Task statement: Print, exactly and completely, every entry in the data.

--- START ---

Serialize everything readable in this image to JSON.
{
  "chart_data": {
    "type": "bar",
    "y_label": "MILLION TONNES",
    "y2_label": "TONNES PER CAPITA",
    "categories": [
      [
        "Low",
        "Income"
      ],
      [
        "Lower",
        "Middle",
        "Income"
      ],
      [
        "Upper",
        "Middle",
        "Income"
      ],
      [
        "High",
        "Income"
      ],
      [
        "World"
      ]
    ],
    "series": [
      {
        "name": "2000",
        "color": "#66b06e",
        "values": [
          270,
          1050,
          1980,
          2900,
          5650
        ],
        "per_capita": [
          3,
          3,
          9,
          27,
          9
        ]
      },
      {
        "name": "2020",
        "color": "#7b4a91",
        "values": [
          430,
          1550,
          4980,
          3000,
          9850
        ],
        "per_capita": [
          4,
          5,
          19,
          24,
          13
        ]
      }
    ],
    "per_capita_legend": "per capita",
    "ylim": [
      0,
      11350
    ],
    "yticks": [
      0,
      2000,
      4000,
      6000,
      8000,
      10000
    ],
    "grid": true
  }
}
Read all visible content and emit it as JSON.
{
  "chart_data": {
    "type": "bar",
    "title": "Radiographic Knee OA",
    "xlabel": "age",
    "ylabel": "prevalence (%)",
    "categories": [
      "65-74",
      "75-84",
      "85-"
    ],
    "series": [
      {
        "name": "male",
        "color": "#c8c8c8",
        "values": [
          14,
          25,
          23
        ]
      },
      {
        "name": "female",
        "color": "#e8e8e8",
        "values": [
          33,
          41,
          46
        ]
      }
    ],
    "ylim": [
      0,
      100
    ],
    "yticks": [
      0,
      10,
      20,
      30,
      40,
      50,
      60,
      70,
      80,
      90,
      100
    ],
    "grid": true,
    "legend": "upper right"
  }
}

--- END ---

Complete answer:
Serialize everything readable in this image to JSON.
{
  "chart_data": {
    "type": "bar",
    "y_label": "MILLION TONNES",
    "y2_label": "TONNES PER CAPITA",
    "categories": [
      [
        "Low",
        "Income"
      ],
      [
        "Lower",
        "Middle",
        "Income"
      ],
      [
        "Upper",
        "Middle",
        "Income"
      ],
      [
        "High",
        "Income"
      ],
      [
        "World"
      ]
    ],
    "series": [
      {
        "name": "2000",
        "color": "#66b06e",
        "values": [
          270,
          1050,
          1980,
          2900,
          5650
        ],
        "per_capita": [
          3,
          3,
          9,
          27,
          9
        ]
      },
      {
        "name": "2020",
        "color": "#7b4a91",
        "values": [
          430,
          1550,
          4980,
          3000,
          9850
        ],
        "per_capita": [
          4,
          5,
          19,
          24,
          13
        ]
      }
    ],
    "per_capita_legend": "per capita",
    "ylim": [
      0,
      11350
    ],
    "yticks": [
      0,
      2000,
      4000,
      6000,
      8000,
      10000
    ],
    "grid": true
  }
}
Read all visible content and emit it as JSON.
{
  "chart_data": {
    "type": "bar",
    "title": "Radiographic Knee OA",
    "xlabel": "age",
    "ylabel": "prevalence (%)",
    "categories": [
      "65-74",
      "75-84",
      "85-"
    ],
    "series": [
      {
        "name": "male",
        "color": "#c8c8c8",
        "values": [
          14,
          25,
          23
        ]
      },
      {
        "name": "female",
        "color": "#e8e8e8",
        "values": [
          33,
          41,
          46
        ]
      }
    ],
    "ylim": [
      0,
      100
    ],
    "yticks": [
      0,
      10,
      20,
      30,
      40,
      50,
      60,
      70,
      80,
      90,
      100
    ],
    "grid": true,
    "legend": "upper right"
  }
}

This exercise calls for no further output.